_Exercise brief_
Emit only the lines from the line containing "Extract all readable text from this page." through the last line of the entries, unchanged.

_Provided records_
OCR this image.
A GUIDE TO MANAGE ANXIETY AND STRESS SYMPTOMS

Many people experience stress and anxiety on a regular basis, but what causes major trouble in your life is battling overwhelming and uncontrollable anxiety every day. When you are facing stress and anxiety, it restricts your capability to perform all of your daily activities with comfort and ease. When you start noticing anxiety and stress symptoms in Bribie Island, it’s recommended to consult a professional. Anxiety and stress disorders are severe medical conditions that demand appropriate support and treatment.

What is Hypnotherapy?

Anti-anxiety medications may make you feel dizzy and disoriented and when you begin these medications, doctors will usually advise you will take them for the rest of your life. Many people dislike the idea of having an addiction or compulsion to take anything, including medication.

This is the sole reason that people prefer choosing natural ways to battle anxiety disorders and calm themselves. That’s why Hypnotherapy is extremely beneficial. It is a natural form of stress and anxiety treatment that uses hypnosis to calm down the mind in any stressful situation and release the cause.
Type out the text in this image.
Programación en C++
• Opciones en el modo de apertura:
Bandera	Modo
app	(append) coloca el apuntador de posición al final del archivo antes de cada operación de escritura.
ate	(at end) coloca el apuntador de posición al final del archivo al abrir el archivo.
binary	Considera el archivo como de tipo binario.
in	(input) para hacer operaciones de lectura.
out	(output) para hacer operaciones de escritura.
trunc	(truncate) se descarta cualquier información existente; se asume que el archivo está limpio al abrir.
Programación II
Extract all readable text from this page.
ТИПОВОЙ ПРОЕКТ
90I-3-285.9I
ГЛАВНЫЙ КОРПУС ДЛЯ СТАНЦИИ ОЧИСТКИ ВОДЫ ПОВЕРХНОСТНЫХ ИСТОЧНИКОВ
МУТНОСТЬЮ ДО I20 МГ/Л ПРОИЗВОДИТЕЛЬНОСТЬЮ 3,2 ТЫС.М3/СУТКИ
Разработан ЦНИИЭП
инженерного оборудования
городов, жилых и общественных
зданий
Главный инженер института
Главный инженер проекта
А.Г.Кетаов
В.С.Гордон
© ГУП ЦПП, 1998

_Right answer_
Extract all readable text from this page.
ТИПОВОЙ ПРОЕКТ
90I-3-285.9I
ГЛАВНЫЙ КОРПУС ДЛЯ СТАНЦИИ ОЧИСТКИ ВОДЫ ПОВЕРХНОСТНЫХ ИСТОЧНИКОВ
МУТНОСТЬЮ ДО I20 МГ/Л ПРОИЗВОДИТЕЛЬНОСТЬЮ 3,2 ТЫС.М3/СУТКИ
Разработан ЦНИИЭП
инженерного оборудования
городов, жилых и общественных
зданий
Главный инженер института
Главный инженер проекта
А.Г.Кетаов
В.С.Гордон
© ГУП ЦПП, 1998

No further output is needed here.